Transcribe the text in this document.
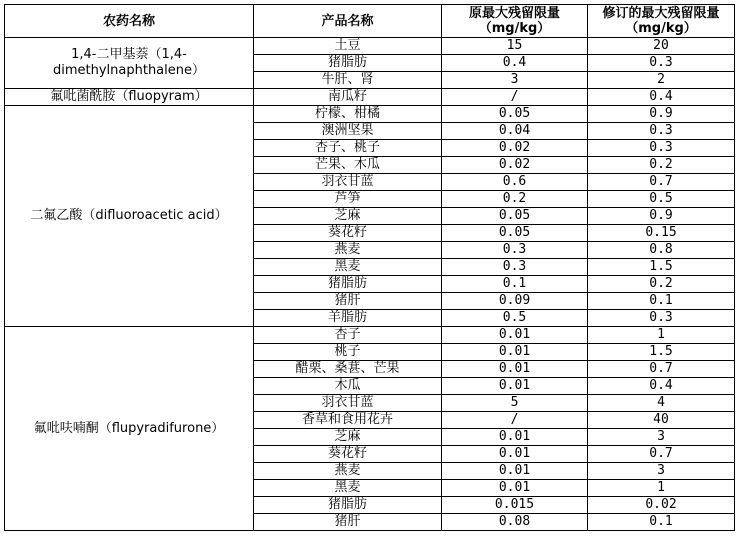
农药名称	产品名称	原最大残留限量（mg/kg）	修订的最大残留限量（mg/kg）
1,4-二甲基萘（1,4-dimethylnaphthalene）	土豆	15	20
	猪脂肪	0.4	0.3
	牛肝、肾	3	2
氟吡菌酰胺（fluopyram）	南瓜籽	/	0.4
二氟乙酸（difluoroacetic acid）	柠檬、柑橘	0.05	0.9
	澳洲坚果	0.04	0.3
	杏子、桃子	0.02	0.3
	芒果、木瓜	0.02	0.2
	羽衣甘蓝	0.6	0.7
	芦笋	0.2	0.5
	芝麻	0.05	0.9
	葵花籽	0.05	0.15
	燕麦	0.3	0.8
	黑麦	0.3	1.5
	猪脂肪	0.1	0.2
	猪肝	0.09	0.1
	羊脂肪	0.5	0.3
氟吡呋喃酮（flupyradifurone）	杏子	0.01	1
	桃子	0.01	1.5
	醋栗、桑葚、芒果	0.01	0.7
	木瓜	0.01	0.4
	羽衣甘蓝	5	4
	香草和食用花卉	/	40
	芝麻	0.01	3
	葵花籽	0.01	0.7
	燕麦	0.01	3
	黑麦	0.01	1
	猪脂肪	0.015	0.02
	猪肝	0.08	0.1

_ _ _

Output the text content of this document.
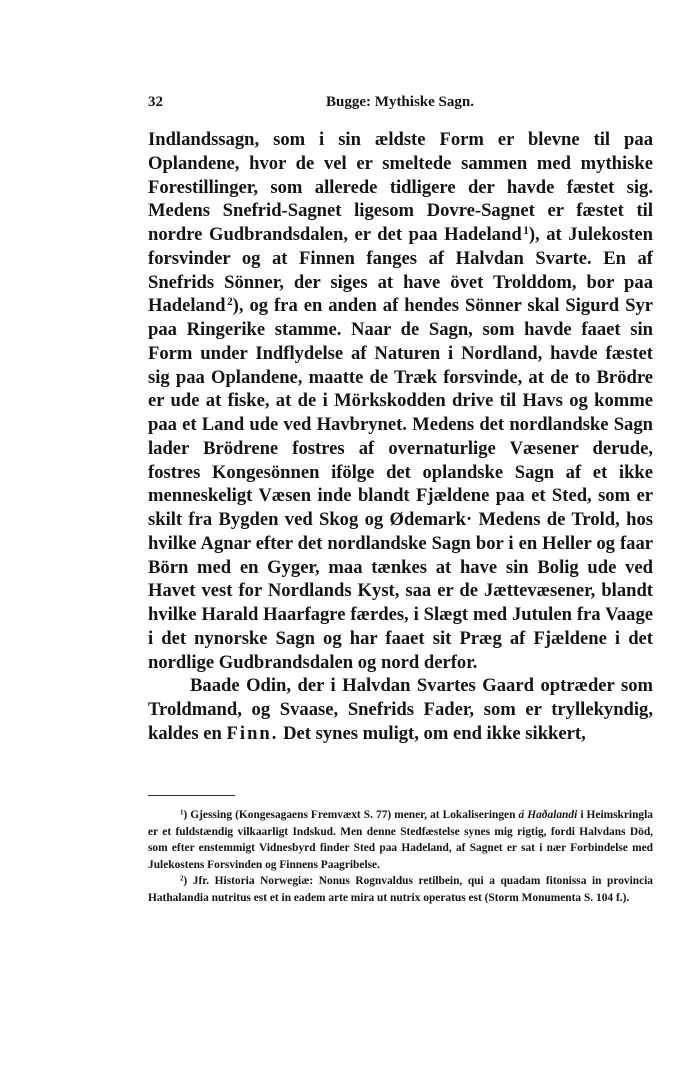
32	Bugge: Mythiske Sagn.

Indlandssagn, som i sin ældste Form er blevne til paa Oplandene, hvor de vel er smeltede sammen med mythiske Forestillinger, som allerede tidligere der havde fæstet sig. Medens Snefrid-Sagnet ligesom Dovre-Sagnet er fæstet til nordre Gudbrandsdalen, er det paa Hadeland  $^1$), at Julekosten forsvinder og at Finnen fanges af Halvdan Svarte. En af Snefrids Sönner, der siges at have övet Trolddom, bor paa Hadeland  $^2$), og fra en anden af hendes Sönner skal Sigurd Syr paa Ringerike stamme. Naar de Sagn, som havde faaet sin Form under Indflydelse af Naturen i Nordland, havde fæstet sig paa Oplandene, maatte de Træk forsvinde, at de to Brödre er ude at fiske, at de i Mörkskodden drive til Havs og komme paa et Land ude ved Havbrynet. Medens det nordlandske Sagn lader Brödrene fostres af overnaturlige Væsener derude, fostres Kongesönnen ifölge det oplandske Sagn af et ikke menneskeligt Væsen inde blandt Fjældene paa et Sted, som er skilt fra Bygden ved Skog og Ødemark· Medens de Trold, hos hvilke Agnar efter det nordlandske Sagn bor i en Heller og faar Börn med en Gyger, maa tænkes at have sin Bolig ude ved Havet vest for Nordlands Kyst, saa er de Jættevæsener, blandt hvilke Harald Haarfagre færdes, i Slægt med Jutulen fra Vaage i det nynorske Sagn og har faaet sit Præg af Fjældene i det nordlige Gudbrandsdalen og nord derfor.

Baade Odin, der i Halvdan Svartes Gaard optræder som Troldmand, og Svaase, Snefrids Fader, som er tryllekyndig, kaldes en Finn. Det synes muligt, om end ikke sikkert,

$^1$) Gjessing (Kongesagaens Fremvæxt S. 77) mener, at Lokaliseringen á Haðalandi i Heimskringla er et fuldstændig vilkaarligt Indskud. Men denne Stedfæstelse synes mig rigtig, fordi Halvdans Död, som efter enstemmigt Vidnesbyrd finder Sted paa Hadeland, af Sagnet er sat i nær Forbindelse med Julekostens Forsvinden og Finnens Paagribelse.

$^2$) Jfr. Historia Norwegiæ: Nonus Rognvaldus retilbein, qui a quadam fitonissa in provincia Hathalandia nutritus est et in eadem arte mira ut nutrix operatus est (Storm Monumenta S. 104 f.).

_ _ _

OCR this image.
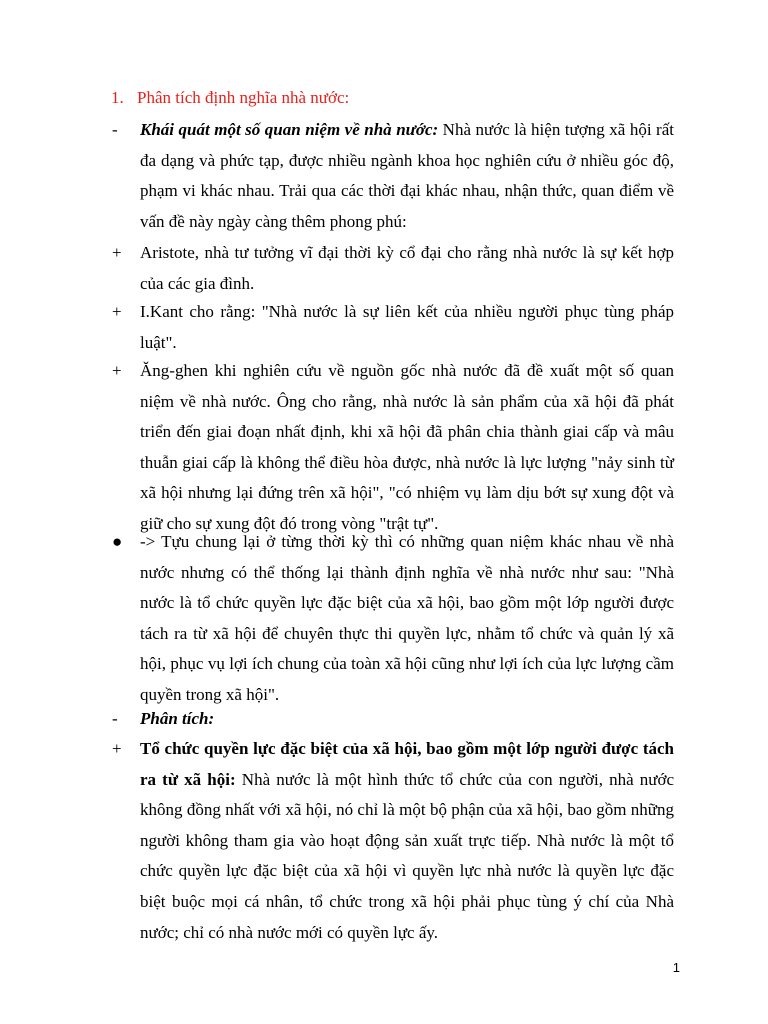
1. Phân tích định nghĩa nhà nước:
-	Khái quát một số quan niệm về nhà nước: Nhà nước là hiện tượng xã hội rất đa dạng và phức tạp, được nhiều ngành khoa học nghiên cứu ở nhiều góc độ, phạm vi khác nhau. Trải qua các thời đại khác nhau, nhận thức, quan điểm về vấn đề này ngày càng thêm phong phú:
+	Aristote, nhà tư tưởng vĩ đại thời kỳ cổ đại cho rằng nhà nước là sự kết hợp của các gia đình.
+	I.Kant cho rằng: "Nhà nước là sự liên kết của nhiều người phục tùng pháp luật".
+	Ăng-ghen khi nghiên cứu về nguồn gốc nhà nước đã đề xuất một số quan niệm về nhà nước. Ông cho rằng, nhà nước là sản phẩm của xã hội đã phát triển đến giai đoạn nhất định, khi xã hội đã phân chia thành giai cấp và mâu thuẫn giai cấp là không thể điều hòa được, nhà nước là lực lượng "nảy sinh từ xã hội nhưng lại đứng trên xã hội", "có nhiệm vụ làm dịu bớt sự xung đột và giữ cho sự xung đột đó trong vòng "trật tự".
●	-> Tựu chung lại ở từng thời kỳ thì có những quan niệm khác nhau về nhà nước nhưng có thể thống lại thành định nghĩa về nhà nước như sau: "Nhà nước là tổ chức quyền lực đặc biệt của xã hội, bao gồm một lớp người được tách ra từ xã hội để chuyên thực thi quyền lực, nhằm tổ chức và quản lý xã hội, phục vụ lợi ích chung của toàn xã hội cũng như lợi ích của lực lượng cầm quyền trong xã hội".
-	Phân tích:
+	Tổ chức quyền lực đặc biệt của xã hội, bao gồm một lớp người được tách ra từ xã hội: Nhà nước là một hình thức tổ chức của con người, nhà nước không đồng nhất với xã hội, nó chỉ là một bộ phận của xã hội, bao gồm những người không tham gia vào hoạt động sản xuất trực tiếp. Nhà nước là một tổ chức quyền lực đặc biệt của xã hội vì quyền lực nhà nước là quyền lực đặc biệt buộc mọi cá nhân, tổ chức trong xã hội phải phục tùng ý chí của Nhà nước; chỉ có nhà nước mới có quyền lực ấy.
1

_ _ _

§ Task to complete
Look for the word "tách" in every line of the listing and copy the lines that have it.

§ Right answer
●	-> Tựu chung lại ở từng thời kỳ thì có những quan niệm khác nhau về nhà nước nhưng có thể thống lại thành định nghĩa về nhà nước như sau: "Nhà nước là tổ chức quyền lực đặc biệt của xã hội, bao gồm một lớp người được tách ra từ xã hội để chuyên thực thi quyền lực, nhằm tổ chức và quản lý xã hội, phục vụ lợi ích chung của toàn xã hội cũng như lợi ích của lực lượng cầm quyền trong xã hội".
+	Tổ chức quyền lực đặc biệt của xã hội, bao gồm một lớp người được tách ra từ xã hội: Nhà nước là một hình thức tổ chức của con người, nhà nước không đồng nhất với xã hội, nó chỉ là một bộ phận của xã hội, bao gồm những người không tham gia vào hoạt động sản xuất trực tiếp. Nhà nước là một tổ chức quyền lực đặc biệt của xã hội vì quyền lực nhà nước là quyền lực đặc biệt buộc mọi cá nhân, tổ chức trong xã hội phải phục tùng ý chí của Nhà nước; chỉ có nhà nước mới có quyền lực ấy.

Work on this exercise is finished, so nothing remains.